━━ Page excerpt ━━
Indigenous Language Preservation

Transcribing 100+ pages of 1800s-era Hanis, Coos, and Miluk manuscripts into IPA.

Indigenous Language Preservation

Role

NSF REU Fellow, Linguistics

Client

University of Oregon

Year

2022

Focus

Field Linguistics, Archival Research, Database Design

NSF-fundedArchivalIRB-compliant

Overview

An NSF-funded fellowship transcribing and digitizing historical manuscripts in Hanis, Coos, and Miluk into IPA and English, alongside building an interactive research database for academic users.

Context

The source documents were printed photocopies of handwritten manuscripts written in IPA, the International Phonetic Alphabet, the standardized system that gives every human speech sound its own written symbol. Transcription meant deciphering which characters had been written by hand, working out the sounds they represented, and logging each reading in a spreadsheet, with peer review and collaboration essential to verify accuracy.

Impact

Database engagement up 40% across academic users. Trust maintained with Indigenous community partners through strict ethical compliance.

100+

Pages transcribed (IPA + English)

200+

Stakeholders presented to

+40%

Database engagement lift

Research goals

  • Transcribe and digitize fragile 1800s-era Hanis, Coos, and Miluk manuscripts into a usable scholarly resource.
  • Build an interactive database that academic users would actually return to.
  • Maintain strict IRB and ethical compliance with Indigenous community partners throughout.

Methods

  • Transcribed 100+ pages of 1800s-era source material into IPA and English.
  • Designed and maintained an interactive research database used by academic users.
  • Presented findings to 200+ stakeholders including tribal members, faculty, and federal grant administrators.

Research process

01

Archival transcription into IPA

Transcribed 100+ pages of pre-1900 source material into IPA and English, working carefully through idiosyncratic and inconsistent original transcriptions.

02

Database design

Designed and maintained an interactive research database for academic users, structuring the data so future researchers could query, compare, and cite it.

03

Ongoing community accountability

Held strict IRB and ethical-compliance standards with Indigenous community partners at every step, treating compliance as relational rather than purely procedural.
━━━
━━ Data supplied ━━
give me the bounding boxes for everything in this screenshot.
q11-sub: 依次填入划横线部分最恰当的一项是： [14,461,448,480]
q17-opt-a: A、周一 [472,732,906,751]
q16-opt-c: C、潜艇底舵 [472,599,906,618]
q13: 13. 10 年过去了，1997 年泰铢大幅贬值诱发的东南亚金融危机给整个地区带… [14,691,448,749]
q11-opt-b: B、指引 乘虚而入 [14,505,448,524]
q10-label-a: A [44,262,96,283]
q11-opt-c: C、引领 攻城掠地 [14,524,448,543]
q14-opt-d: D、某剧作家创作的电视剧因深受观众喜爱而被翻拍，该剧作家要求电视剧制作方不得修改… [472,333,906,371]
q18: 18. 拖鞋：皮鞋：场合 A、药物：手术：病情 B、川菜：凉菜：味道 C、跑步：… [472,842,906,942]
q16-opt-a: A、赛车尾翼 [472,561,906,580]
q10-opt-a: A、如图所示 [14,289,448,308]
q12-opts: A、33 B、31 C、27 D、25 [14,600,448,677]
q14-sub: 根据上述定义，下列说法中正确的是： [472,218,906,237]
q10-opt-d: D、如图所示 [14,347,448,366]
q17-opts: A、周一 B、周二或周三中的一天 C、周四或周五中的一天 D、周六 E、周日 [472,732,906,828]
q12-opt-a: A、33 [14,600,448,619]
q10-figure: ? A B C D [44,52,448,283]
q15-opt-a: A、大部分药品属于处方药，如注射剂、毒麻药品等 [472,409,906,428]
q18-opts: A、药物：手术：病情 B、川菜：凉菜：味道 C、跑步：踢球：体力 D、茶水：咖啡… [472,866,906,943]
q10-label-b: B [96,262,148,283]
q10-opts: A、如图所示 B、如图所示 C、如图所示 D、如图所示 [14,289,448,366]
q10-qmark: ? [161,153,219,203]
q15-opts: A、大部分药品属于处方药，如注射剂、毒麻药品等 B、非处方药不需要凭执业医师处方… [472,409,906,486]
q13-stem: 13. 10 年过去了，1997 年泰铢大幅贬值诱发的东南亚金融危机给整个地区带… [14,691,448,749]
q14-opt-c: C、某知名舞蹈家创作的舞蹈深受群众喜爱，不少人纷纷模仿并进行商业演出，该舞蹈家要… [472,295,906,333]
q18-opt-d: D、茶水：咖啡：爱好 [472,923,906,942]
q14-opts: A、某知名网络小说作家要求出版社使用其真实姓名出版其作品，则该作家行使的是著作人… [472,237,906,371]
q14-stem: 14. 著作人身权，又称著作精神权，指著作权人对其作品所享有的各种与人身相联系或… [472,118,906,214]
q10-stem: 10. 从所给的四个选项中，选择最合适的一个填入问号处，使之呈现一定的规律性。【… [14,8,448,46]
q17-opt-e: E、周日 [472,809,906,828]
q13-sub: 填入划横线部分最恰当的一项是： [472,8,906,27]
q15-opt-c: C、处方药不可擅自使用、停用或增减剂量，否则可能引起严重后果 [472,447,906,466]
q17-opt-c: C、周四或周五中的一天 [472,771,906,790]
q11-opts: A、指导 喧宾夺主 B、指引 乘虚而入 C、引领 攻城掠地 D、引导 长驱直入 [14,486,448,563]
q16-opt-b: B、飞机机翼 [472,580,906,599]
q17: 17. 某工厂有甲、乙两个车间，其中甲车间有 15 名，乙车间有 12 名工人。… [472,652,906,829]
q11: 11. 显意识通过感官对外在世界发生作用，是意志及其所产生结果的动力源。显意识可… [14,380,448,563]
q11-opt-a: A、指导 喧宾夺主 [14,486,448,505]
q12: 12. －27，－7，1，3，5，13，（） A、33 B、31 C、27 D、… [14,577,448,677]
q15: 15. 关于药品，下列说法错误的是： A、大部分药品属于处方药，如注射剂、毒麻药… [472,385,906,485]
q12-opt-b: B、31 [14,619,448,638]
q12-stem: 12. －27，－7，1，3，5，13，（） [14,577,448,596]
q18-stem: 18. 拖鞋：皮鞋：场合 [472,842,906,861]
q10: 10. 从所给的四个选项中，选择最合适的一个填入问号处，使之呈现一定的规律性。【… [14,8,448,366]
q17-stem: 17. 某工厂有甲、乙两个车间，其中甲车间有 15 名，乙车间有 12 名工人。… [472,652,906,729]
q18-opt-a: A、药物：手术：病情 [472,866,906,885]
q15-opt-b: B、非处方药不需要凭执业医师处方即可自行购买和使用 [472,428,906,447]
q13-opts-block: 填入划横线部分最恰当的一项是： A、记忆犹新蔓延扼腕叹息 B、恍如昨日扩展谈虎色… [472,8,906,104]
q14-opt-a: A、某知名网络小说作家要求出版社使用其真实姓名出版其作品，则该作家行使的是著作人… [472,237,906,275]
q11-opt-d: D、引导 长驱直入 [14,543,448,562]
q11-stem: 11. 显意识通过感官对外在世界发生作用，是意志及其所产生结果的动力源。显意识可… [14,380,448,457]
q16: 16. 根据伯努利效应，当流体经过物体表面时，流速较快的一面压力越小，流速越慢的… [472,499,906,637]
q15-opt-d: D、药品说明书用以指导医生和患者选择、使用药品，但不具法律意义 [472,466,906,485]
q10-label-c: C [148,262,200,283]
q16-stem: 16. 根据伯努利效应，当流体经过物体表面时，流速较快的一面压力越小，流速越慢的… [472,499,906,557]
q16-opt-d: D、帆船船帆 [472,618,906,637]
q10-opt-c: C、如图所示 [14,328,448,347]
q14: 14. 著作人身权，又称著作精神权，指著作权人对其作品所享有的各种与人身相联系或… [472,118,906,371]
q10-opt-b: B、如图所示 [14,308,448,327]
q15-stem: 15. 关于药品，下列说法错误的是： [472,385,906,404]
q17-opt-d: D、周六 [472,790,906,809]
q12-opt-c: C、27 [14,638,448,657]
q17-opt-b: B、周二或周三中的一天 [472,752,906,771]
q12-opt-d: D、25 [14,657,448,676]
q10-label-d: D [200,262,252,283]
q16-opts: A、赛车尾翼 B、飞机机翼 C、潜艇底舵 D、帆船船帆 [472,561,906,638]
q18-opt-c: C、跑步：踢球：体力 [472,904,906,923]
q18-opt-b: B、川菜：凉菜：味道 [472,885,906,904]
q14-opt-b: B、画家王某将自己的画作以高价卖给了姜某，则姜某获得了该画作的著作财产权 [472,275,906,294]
━━━
• **What is needed**:
Could you reproduce the language preservation page starting at the words "Designed and maintained an interactive research database for" and ending after "and cite it.", but substitute "later scholars" for "future researchers"? Work only from the language preservation page.

• **Task response**:
Designed and maintained an interactive research database for academic users, structuring the data so later scholars could query, compare, and cite it.